§ **Excerpt to read**:
--- begin ---
+jakub who manages GCC 4.8 releases.

David

On Wed, Jun 19, 2013 at 2:28 PM, Wei Mi <w...@google.com> wrote:
> Yes, I think so.
>
> Regards,
> Wei.
>
> On Wed, Jun 19, 2013 at 2:00 PM, Xinliang David Li <davi...@google.com> wrote:
>> Should the patch be ported to in 48 branch?
>>
>> thanks,
>>
>> David
>>
>> On Wed, Jun 19, 2013 at 11:46 AM, Vladimir Makarov <vmaka...@redhat.com> 
>> wrote:
>>> On 13-06-19 1:23 AM, Wei Mi wrote:
>>>>
>>>> Ping.
>>>>
>>>> On Wed, Jun 12, 2013 at 2:44 PM, Wei Mi <w...@google.com> wrote:
>>>>>
>>>>> Hi,
>>>>>
>>>>> http://gcc.gnu.org/bugzilla/show_bug.cgi?id=57518
>>>>>
>>>>> pr57518 happened because update_equiv_regs in IRA marked a reg
>>>>> equivalent with a mem, lowered its mem_cost in scan_one_insn, set
>>>>> NO_REGS to its rclass, but didn't consider the reg was used in
>>>>> paradoxical subreg which prevented the reg from being replaced by mem
>>>>> in LRA phase.
--- end ---
§ **Aim of the exercise**: In the GCC mailing-list excerpt, who is said to manage GCC 4.8 releases?

§ **Data provided**:
--- begin ---
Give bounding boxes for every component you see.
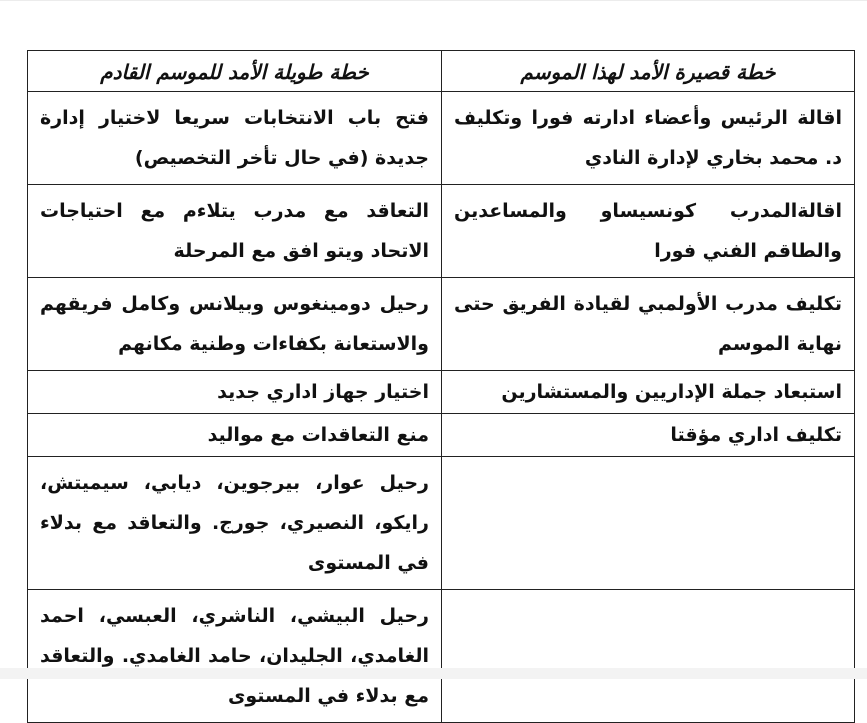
--- end ---
§ **The completed task**: Jakub